| Task to carry out |
Reproduce all the entries exactly.

| Input records |
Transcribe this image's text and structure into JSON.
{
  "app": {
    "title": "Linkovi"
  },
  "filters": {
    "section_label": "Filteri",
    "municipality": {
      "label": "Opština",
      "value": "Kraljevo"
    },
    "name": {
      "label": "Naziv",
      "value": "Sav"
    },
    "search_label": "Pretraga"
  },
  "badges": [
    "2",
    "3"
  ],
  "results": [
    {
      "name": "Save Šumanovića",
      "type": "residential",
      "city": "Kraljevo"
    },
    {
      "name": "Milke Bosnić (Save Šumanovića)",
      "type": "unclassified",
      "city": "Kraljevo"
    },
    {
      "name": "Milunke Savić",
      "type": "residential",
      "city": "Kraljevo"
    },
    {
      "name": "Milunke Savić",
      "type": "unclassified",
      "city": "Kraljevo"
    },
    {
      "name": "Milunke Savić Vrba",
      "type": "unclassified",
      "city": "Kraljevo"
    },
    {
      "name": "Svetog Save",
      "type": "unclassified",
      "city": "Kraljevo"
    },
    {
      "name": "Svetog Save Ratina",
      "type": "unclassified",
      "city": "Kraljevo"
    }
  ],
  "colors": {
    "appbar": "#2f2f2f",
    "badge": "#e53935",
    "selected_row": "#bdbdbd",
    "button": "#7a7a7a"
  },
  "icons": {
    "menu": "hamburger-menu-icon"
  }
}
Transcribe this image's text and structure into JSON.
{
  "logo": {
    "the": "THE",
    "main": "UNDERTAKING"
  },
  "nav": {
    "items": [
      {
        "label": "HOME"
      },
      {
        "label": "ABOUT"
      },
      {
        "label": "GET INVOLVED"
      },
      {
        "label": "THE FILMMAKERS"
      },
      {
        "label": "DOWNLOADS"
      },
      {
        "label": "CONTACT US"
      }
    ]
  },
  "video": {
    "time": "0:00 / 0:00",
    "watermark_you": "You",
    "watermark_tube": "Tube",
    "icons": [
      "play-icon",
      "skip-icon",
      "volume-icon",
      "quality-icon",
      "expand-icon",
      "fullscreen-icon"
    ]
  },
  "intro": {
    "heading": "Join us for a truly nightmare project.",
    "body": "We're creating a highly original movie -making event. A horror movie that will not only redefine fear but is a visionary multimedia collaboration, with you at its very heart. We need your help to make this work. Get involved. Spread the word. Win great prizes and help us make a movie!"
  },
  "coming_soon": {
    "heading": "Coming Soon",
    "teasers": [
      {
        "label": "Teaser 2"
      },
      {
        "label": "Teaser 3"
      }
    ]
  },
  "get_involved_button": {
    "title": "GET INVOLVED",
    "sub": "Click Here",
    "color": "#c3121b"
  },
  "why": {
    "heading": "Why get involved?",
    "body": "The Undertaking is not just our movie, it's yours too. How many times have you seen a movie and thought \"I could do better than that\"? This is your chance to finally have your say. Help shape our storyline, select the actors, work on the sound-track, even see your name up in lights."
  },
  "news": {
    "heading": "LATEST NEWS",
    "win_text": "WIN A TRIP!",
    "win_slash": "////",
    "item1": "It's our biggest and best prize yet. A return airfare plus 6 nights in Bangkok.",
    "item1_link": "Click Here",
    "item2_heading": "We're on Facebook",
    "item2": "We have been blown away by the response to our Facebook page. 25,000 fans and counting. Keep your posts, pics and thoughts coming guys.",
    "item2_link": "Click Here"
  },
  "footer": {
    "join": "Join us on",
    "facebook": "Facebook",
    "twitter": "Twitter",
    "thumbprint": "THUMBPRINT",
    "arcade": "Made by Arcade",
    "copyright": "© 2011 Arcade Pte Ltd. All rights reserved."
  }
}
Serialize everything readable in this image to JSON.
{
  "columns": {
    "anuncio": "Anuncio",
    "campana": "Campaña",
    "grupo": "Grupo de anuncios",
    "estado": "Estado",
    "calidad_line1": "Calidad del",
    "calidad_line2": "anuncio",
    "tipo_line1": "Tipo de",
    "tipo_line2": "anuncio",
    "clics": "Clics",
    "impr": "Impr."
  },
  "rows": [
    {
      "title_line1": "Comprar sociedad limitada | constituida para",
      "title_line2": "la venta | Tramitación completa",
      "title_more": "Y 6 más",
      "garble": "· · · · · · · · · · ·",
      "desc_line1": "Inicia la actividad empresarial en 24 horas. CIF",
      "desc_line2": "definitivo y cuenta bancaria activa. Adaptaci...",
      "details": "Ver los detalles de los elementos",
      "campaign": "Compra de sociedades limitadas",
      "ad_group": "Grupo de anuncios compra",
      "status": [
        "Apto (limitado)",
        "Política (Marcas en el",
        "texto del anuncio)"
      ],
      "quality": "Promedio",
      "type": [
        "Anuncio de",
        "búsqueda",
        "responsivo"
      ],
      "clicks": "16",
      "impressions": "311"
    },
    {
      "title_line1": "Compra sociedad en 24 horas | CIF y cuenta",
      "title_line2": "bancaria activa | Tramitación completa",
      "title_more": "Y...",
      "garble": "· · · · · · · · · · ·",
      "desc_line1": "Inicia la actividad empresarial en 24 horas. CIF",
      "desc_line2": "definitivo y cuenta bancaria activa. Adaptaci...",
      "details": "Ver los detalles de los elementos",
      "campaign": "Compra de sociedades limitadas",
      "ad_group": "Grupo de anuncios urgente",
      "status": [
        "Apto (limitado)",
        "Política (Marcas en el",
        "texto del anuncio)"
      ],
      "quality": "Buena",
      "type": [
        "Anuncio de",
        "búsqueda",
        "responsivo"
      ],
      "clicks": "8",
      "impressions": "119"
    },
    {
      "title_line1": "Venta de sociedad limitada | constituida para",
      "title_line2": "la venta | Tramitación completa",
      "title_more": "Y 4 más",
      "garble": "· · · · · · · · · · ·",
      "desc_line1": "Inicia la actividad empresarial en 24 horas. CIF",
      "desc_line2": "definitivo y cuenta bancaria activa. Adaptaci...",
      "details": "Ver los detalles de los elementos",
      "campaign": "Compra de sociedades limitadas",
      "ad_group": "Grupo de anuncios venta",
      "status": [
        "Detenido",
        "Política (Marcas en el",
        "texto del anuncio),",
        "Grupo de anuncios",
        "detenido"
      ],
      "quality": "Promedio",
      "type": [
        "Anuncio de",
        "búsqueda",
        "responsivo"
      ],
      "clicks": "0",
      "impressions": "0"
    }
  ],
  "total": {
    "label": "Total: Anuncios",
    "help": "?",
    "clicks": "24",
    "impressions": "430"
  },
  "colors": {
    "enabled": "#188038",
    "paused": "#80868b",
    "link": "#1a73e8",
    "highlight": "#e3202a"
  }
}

| Written answer |
Transcribe this image's text and structure into JSON.
{
  "app": {
    "title": "Linkovi"
  },
  "filters": {
    "section_label": "Filteri",
    "municipality": {
      "label": "Opština",
      "value": "Kraljevo"
    },
    "name": {
      "label": "Naziv",
      "value": "Sav"
    },
    "search_label": "Pretraga"
  },
  "badges": [
    "2",
    "3"
  ],
  "results": [
    {
      "name": "Save Šumanovića",
      "type": "residential",
      "city": "Kraljevo"
    },
    {
      "name": "Milke Bosnić (Save Šumanovića)",
      "type": "unclassified",
      "city": "Kraljevo"
    },
    {
      "name": "Milunke Savić",
      "type": "residential",
      "city": "Kraljevo"
    },
    {
      "name": "Milunke Savić",
      "type": "unclassified",
      "city": "Kraljevo"
    },
    {
      "name": "Milunke Savić Vrba",
      "type": "unclassified",
      "city": "Kraljevo"
    },
    {
      "name": "Svetog Save",
      "type": "unclassified",
      "city": "Kraljevo"
    },
    {
      "name": "Svetog Save Ratina",
      "type": "unclassified",
      "city": "Kraljevo"
    }
  ],
  "colors": {
    "appbar": "#2f2f2f",
    "badge": "#e53935",
    "selected_row": "#bdbdbd",
    "button": "#7a7a7a"
  },
  "icons": {
    "menu": "hamburger-menu-icon"
  }
}
Transcribe this image's text and structure into JSON.
{
  "logo": {
    "the": "THE",
    "main": "UNDERTAKING"
  },
  "nav": {
    "items": [
      {
        "label": "HOME"
      },
      {
        "label": "ABOUT"
      },
      {
        "label": "GET INVOLVED"
      },
      {
        "label": "THE FILMMAKERS"
      },
      {
        "label": "DOWNLOADS"
      },
      {
        "label": "CONTACT US"
      }
    ]
  },
  "video": {
    "time": "0:00 / 0:00",
    "watermark_you": "You",
    "watermark_tube": "Tube",
    "icons": [
      "play-icon",
      "skip-icon",
      "volume-icon",
      "quality-icon",
      "expand-icon",
      "fullscreen-icon"
    ]
  },
  "intro": {
    "heading": "Join us for a truly nightmare project.",
    "body": "We're creating a highly original movie -making event. A horror movie that will not only redefine fear but is a visionary multimedia collaboration, with you at its very heart. We need your help to make this work. Get involved. Spread the word. Win great prizes and help us make a movie!"
  },
  "coming_soon": {
    "heading": "Coming Soon",
    "teasers": [
      {
        "label": "Teaser 2"
      },
      {
        "label": "Teaser 3"
      }
    ]
  },
  "get_involved_button": {
    "title": "GET INVOLVED",
    "sub": "Click Here",
    "color": "#c3121b"
  },
  "why": {
    "heading": "Why get involved?",
    "body": "The Undertaking is not just our movie, it's yours too. How many times have you seen a movie and thought \"I could do better than that\"? This is your chance to finally have your say. Help shape our storyline, select the actors, work on the sound-track, even see your name up in lights."
  },
  "news": {
    "heading": "LATEST NEWS",
    "win_text": "WIN A TRIP!",
    "win_slash": "////",
    "item1": "It's our biggest and best prize yet. A return airfare plus 6 nights in Bangkok.",
    "item1_link": "Click Here",
    "item2_heading": "We're on Facebook",
    "item2": "We have been blown away by the response to our Facebook page. 25,000 fans and counting. Keep your posts, pics and thoughts coming guys.",
    "item2_link": "Click Here"
  },
  "footer": {
    "join": "Join us on",
    "facebook": "Facebook",
    "twitter": "Twitter",
    "thumbprint": "THUMBPRINT",
    "arcade": "Made by Arcade",
    "copyright": "© 2011 Arcade Pte Ltd. All rights reserved."
  }
}
Serialize everything readable in this image to JSON.
{
  "columns": {
    "anuncio": "Anuncio",
    "campana": "Campaña",
    "grupo": "Grupo de anuncios",
    "estado": "Estado",
    "calidad_line1": "Calidad del",
    "calidad_line2": "anuncio",
    "tipo_line1": "Tipo de",
    "tipo_line2": "anuncio",
    "clics": "Clics",
    "impr": "Impr."
  },
  "rows": [
    {
      "title_line1": "Comprar sociedad limitada | constituida para",
      "title_line2": "la venta | Tramitación completa",
      "title_more": "Y 6 más",
      "garble": "· · · · · · · · · · ·",
      "desc_line1": "Inicia la actividad empresarial en 24 horas. CIF",
      "desc_line2": "definitivo y cuenta bancaria activa. Adaptaci...",
      "details": "Ver los detalles de los elementos",
      "campaign": "Compra de sociedades limitadas",
      "ad_group": "Grupo de anuncios compra",
      "status": [
        "Apto (limitado)",
        "Política (Marcas en el",
        "texto del anuncio)"
      ],
      "quality": "Promedio",
      "type": [
        "Anuncio de",
        "búsqueda",
        "responsivo"
      ],
      "clicks": "16",
      "impressions": "311"
    },
    {
      "title_line1": "Compra sociedad en 24 horas | CIF y cuenta",
      "title_line2": "bancaria activa | Tramitación completa",
      "title_more": "Y...",
      "garble": "· · · · · · · · · · ·",
      "desc_line1": "Inicia la actividad empresarial en 24 horas. CIF",
      "desc_line2": "definitivo y cuenta bancaria activa. Adaptaci...",
      "details": "Ver los detalles de los elementos",
      "campaign": "Compra de sociedades limitadas",
      "ad_group": "Grupo de anuncios urgente",
      "status": [
        "Apto (limitado)",
        "Política (Marcas en el",
        "texto del anuncio)"
      ],
      "quality": "Buena",
      "type": [
        "Anuncio de",
        "búsqueda",
        "responsivo"
      ],
      "clicks": "8",
      "impressions": "119"
    },
    {
      "title_line1": "Venta de sociedad limitada | constituida para",
      "title_line2": "la venta | Tramitación completa",
      "title_more": "Y 4 más",
      "garble": "· · · · · · · · · · ·",
      "desc_line1": "Inicia la actividad empresarial en 24 horas. CIF",
      "desc_line2": "definitivo y cuenta bancaria activa. Adaptaci...",
      "details": "Ver los detalles de los elementos",
      "campaign": "Compra de sociedades limitadas",
      "ad_group": "Grupo de anuncios venta",
      "status": [
        "Detenido",
        "Política (Marcas en el",
        "texto del anuncio),",
        "Grupo de anuncios",
        "detenido"
      ],
      "quality": "Promedio",
      "type": [
        "Anuncio de",
        "búsqueda",
        "responsivo"
      ],
      "clicks": "0",
      "impressions": "0"
    }
  ],
  "total": {
    "label": "Total: Anuncios",
    "help": "?",
    "clicks": "24",
    "impressions": "430"
  },
  "colors": {
    "enabled": "#188038",
    "paused": "#80868b",
    "link": "#1a73e8",
    "highlight": "#e3202a"
  }
}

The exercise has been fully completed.